Records from a data collection:
=======
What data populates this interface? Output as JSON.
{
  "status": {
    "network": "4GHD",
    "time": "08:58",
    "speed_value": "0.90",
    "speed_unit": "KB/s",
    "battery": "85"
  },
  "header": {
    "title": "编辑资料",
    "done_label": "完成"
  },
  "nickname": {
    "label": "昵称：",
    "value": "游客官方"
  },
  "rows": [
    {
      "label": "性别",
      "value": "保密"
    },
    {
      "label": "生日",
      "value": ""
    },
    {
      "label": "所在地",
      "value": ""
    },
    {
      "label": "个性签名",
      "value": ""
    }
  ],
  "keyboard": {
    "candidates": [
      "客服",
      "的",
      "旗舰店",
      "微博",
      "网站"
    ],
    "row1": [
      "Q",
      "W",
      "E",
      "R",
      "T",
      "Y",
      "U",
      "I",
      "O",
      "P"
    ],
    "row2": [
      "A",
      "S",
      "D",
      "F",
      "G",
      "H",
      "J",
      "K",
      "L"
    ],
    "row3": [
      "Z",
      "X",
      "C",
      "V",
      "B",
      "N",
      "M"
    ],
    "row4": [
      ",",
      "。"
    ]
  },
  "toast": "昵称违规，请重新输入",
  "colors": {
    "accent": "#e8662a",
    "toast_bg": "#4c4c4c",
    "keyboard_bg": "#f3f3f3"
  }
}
=======
WHAT THE TASK REQUIRES:
Each line above must be printed exactly as it appears.

EXERCISE RESPONSE:
What data populates this interface? Output as JSON.
{
  "status": {
    "network": "4GHD",
    "time": "08:58",
    "speed_value": "0.90",
    "speed_unit": "KB/s",
    "battery": "85"
  },
  "header": {
    "title": "编辑资料",
    "done_label": "完成"
  },
  "nickname": {
    "label": "昵称：",
    "value": "游客官方"
  },
  "rows": [
    {
      "label": "性别",
      "value": "保密"
    },
    {
      "label": "生日",
      "value": ""
    },
    {
      "label": "所在地",
      "value": ""
    },
    {
      "label": "个性签名",
      "value": ""
    }
  ],
  "keyboard": {
    "candidates": [
      "客服",
      "的",
      "旗舰店",
      "微博",
      "网站"
    ],
    "row1": [
      "Q",
      "W",
      "E",
      "R",
      "T",
      "Y",
      "U",
      "I",
      "O",
      "P"
    ],
    "row2": [
      "A",
      "S",
      "D",
      "F",
      "G",
      "H",
      "J",
      "K",
      "L"
    ],
    "row3": [
      "Z",
      "X",
      "C",
      "V",
      "B",
      "N",
      "M"
    ],
    "row4": [
      ",",
      "。"
    ]
  },
  "toast": "昵称违规，请重新输入",
  "colors": {
    "accent": "#e8662a",
    "toast_bg": "#4c4c4c",
    "keyboard_bg": "#f3f3f3"
  }
}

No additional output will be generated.